**Prompt**
Every entry must be repeated exactly. Exclude all pictures.

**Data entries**
************
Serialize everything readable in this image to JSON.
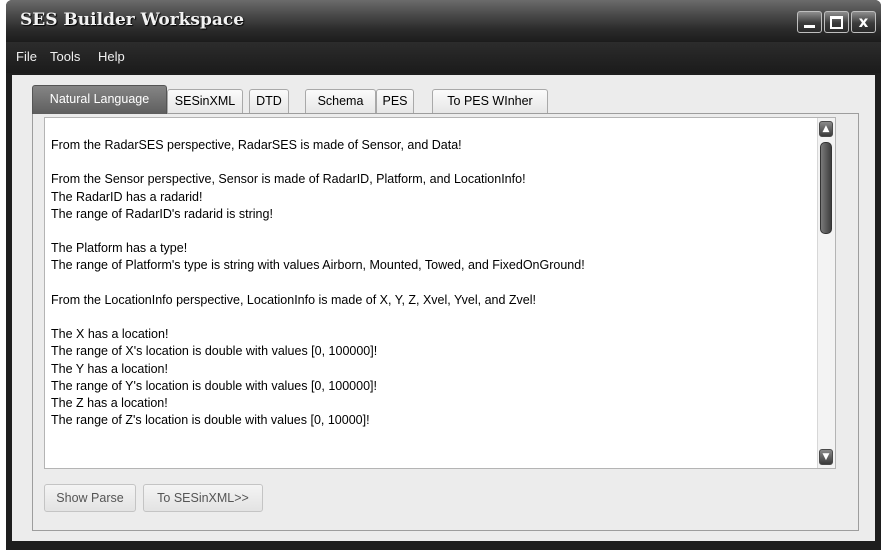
{
  "window": {
    "title": "SES Builder Workspace",
    "controls": {
      "minimize": "",
      "maximize": "",
      "close": "x"
    }
  },
  "menu": {
    "items": [
      "File",
      "Tools",
      "Help"
    ]
  },
  "tabs": [
    {
      "label": "Natural Language",
      "active": true
    },
    {
      "label": "SESinXML",
      "active": false
    },
    {
      "label": "DTD",
      "active": false
    },
    {
      "label": "Schema",
      "active": false
    },
    {
      "label": "PES",
      "active": false
    },
    {
      "label": "To PES WInher",
      "active": false
    }
  ],
  "editor": {
    "content": "From the RadarSES perspective, RadarSES is made of Sensor, and Data!\n\nFrom the Sensor perspective, Sensor is made of RadarID, Platform, and LocationInfo!\nThe RadarID has a radarid!\nThe range of RadarID's radarid is string!\n\nThe Platform has a type!\nThe range of Platform's type is string with values Airborn, Mounted, Towed, and FixedOnGround!\n\nFrom the LocationInfo perspective, LocationInfo is made of X, Y, Z, Xvel, Yvel, and Zvel!\n\nThe X has a location!\nThe range of X's location is double with values [0, 100000]!\nThe Y has a location!\nThe range of Y's location is double with values [0, 100000]!\nThe Z has a location!\nThe range of Z's location is double with values [0, 10000]!"
  },
  "buttons": {
    "show_parse": "Show Parse",
    "to_sesinxml": "To SESinXML>>"
  },
  "colors": {
    "title_bar": "#2b2b2b",
    "active_tab": "#6e6e6e",
    "client_bg": "#ececec"
  }
}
************
**Result of the exercise**
Serialize everything readable in this image to JSON.
{
  "window": {
    "title": "SES Builder Workspace",
    "controls": {
      "minimize": "",
      "maximize": "",
      "close": "x"
    }
  },
  "menu": {
    "items": [
      "File",
      "Tools",
      "Help"
    ]
  },
  "tabs": [
    {
      "label": "Natural Language",
      "active": true
    },
    {
      "label": "SESinXML",
      "active": false
    },
    {
      "label": "DTD",
      "active": false
    },
    {
      "label": "Schema",
      "active": false
    },
    {
      "label": "PES",
      "active": false
    },
    {
      "label": "To PES WInher",
      "active": false
    }
  ],
  "editor": {
    "content": "From the RadarSES perspective, RadarSES is made of Sensor, and Data!\n\nFrom the Sensor perspective, Sensor is made of RadarID, Platform, and LocationInfo!\nThe RadarID has a radarid!\nThe range of RadarID's radarid is string!\n\nThe Platform has a type!\nThe range of Platform's type is string with values Airborn, Mounted, Towed, and FixedOnGround!\n\nFrom the LocationInfo perspective, LocationInfo is made of X, Y, Z, Xvel, Yvel, and Zvel!\n\nThe X has a location!\nThe range of X's location is double with values [0, 100000]!\nThe Y has a location!\nThe range of Y's location is double with values [0, 100000]!\nThe Z has a location!\nThe range of Z's location is double with values [0, 10000]!"
  },
  "buttons": {
    "show_parse": "Show Parse",
    "to_sesinxml": "To SESinXML>>"
  },
  "colors": {
    "title_bar": "#2b2b2b",
    "active_tab": "#6e6e6e",
    "client_bg": "#ececec"
  }
}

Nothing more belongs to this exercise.